Data records:
==========
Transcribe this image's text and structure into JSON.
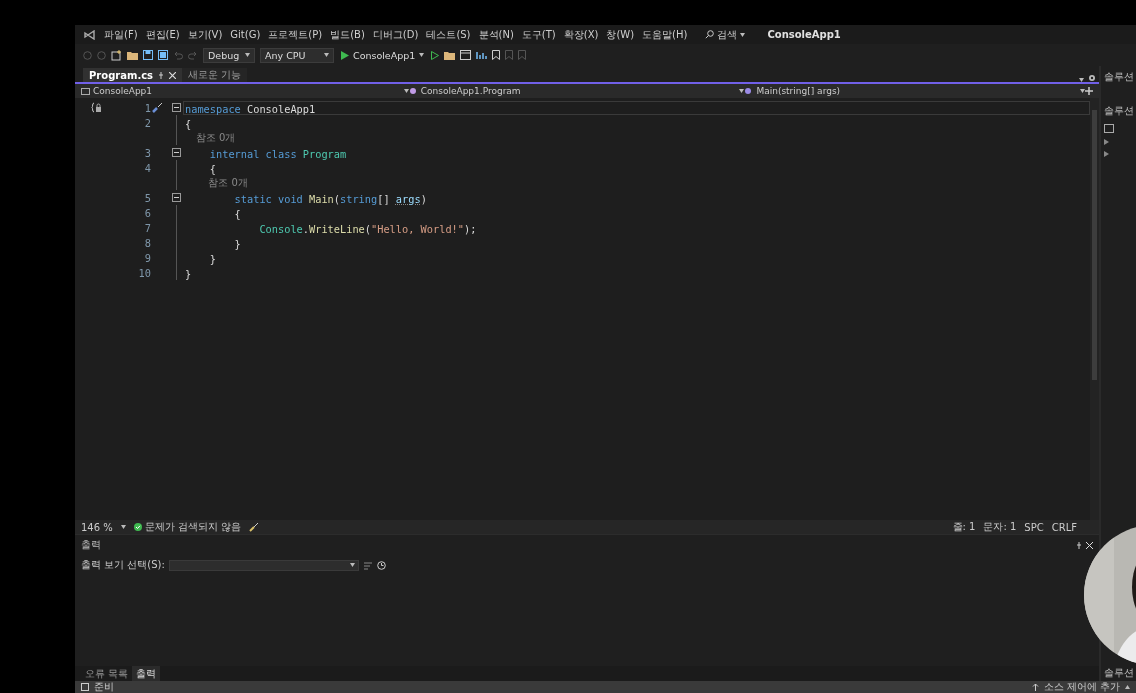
{
  "menu_bar": {
    "items": [
      "파일(F)",
      "편집(E)",
      "보기(V)",
      "Git(G)",
      "프로젝트(P)",
      "빌드(B)",
      "디버그(D)",
      "테스트(S)",
      "분석(N)",
      "도구(T)",
      "확장(X)",
      "창(W)",
      "도움말(H)"
    ],
    "search": "검색",
    "solution_title": "ConsoleApp1"
  },
  "toolbar": {
    "configuration": "Debug",
    "platform": "Any CPU",
    "run_target": "ConsoleApp1"
  },
  "document_tabs": [
    {
      "label": "Program.cs",
      "selected": true
    },
    {
      "label": "새로운 기능",
      "selected": false
    }
  ],
  "navigation_bar": {
    "project": "ConsoleApp1",
    "type": "ConsoleApp1.Program",
    "member": "Main(string[] args)"
  },
  "code_lines": [
    {
      "kind": "code",
      "number": "1",
      "fold": true,
      "current": true,
      "quick_action": true,
      "tokens": [
        {
          "kind": "keyword",
          "s": "namespace"
        },
        {
          "kind": "plain",
          "s": " ConsoleApp1"
        }
      ]
    },
    {
      "kind": "code",
      "number": "2",
      "fold": false,
      "current": false,
      "quick_action": false,
      "tokens": [
        {
          "kind": "plain",
          "s": "{"
        }
      ]
    },
    {
      "kind": "codelens",
      "text": "    참조 0개"
    },
    {
      "kind": "code",
      "number": "3",
      "fold": true,
      "current": false,
      "quick_action": false,
      "tokens": [
        {
          "kind": "keyword",
          "s": "    internal class"
        },
        {
          "kind": "type",
          "s": " Program"
        }
      ]
    },
    {
      "kind": "code",
      "number": "4",
      "fold": false,
      "current": false,
      "quick_action": false,
      "tokens": [
        {
          "kind": "plain",
          "s": "    {"
        }
      ]
    },
    {
      "kind": "codelens",
      "text": "        참조 0개"
    },
    {
      "kind": "code",
      "number": "5",
      "fold": true,
      "current": false,
      "quick_action": false,
      "tokens": [
        {
          "kind": "keyword",
          "s": "        static void"
        },
        {
          "kind": "method",
          "s": " Main"
        },
        {
          "kind": "plain",
          "s": "("
        },
        {
          "kind": "keyword",
          "s": "string"
        },
        {
          "kind": "plain",
          "s": "[] "
        },
        {
          "kind": "param",
          "s": "args"
        },
        {
          "kind": "plain",
          "s": ")"
        }
      ]
    },
    {
      "kind": "code",
      "number": "6",
      "fold": false,
      "current": false,
      "quick_action": false,
      "tokens": [
        {
          "kind": "plain",
          "s": "        {"
        }
      ]
    },
    {
      "kind": "code",
      "number": "7",
      "fold": false,
      "current": false,
      "quick_action": false,
      "tokens": [
        {
          "kind": "type",
          "s": "            Console"
        },
        {
          "kind": "plain",
          "s": "."
        },
        {
          "kind": "method",
          "s": "WriteLine"
        },
        {
          "kind": "plain",
          "s": "("
        },
        {
          "kind": "string",
          "s": "\"Hello, World!\""
        },
        {
          "kind": "plain",
          "s": ");"
        }
      ]
    },
    {
      "kind": "code",
      "number": "8",
      "fold": false,
      "current": false,
      "quick_action": false,
      "tokens": [
        {
          "kind": "plain",
          "s": "        }"
        }
      ]
    },
    {
      "kind": "code",
      "number": "9",
      "fold": false,
      "current": false,
      "quick_action": false,
      "tokens": [
        {
          "kind": "plain",
          "s": "    }"
        }
      ]
    },
    {
      "kind": "code",
      "number": "10",
      "fold": false,
      "current": false,
      "quick_action": false,
      "tokens": [
        {
          "kind": "plain",
          "s": "}"
        }
      ]
    }
  ],
  "editor_status": {
    "zoom": "146 %",
    "issues": "문제가 검색되지 않음",
    "line": "줄: 1",
    "column": "문자: 1",
    "whitespace": "SPC",
    "line_ending": "CRLF"
  },
  "output_panel": {
    "title": "출력",
    "source_label": "출력 보기 선택(S):"
  },
  "bottom_tabs": [
    {
      "label": "오류 목록",
      "selected": false
    },
    {
      "label": "출력",
      "selected": true
    }
  ],
  "solution_explorer": {
    "title": "솔루션",
    "search": "솔루션",
    "footer": "솔루션"
  },
  "status_bar": {
    "state": "준비",
    "source_control": "소스 제어에 추가"
  }
}
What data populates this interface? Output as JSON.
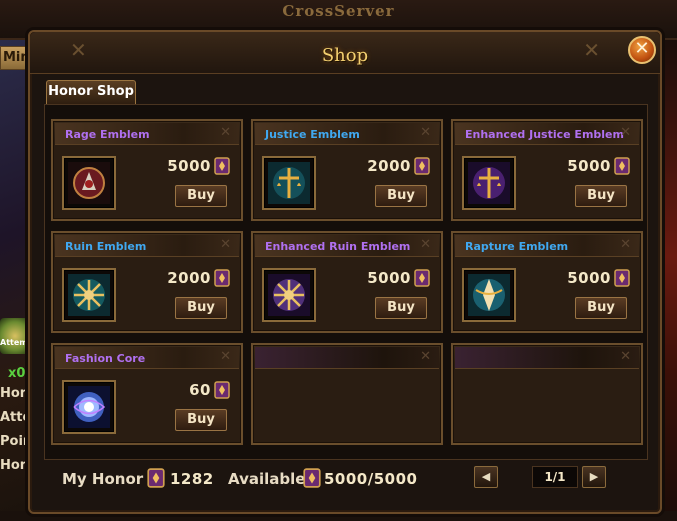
{
  "background": {
    "top_title": "CrossServer",
    "left_tab": "Mine",
    "left_counter": "x0",
    "left_words": [
      "Hon",
      "Atte",
      "Poin",
      "Hon"
    ],
    "left_badge_text": "Attemp"
  },
  "window": {
    "title": "Shop",
    "close_label": "✕"
  },
  "tab": {
    "label": "Honor Shop"
  },
  "items": [
    {
      "name": "Rage Emblem",
      "name_color": "#b070f0",
      "price": "5000",
      "buy_label": "Buy",
      "icon": "rage-emblem-icon"
    },
    {
      "name": "Justice Emblem",
      "name_color": "#40a8f0",
      "price": "2000",
      "buy_label": "Buy",
      "icon": "justice-emblem-icon"
    },
    {
      "name": "Enhanced Justice Emblem",
      "name_color": "#b070f0",
      "price": "5000",
      "buy_label": "Buy",
      "icon": "enhanced-justice-emblem-icon"
    },
    {
      "name": "Ruin Emblem",
      "name_color": "#40a8f0",
      "price": "2000",
      "buy_label": "Buy",
      "icon": "ruin-emblem-icon"
    },
    {
      "name": "Enhanced Ruin Emblem",
      "name_color": "#b070f0",
      "price": "5000",
      "buy_label": "Buy",
      "icon": "enhanced-ruin-emblem-icon"
    },
    {
      "name": "Rapture Emblem",
      "name_color": "#40a8f0",
      "price": "5000",
      "buy_label": "Buy",
      "icon": "rapture-emblem-icon"
    },
    {
      "name": "Fashion Core",
      "name_color": "#b070f0",
      "price": "60",
      "buy_label": "Buy",
      "icon": "fashion-core-icon"
    }
  ],
  "footer": {
    "my_honor_label": "My Honor",
    "my_honor_value": "1282",
    "available_label": "Available",
    "available_value": "5000/5000",
    "page": "1/1",
    "prev_icon": "triangle-left-icon",
    "next_icon": "triangle-right-icon"
  },
  "colors": {
    "accent_gold": "#f4d070",
    "frame_brown": "#6a4e2c",
    "epic_purple": "#b070f0",
    "rare_blue": "#40a8f0"
  }
}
==========
EXERCISE:
Which lines contain the word "string"? Copy each of them.

RESPONSE TO THIS EXERCISE:
    "member": "Main(string[] args)"
          "s": "string"
          "kind": "string",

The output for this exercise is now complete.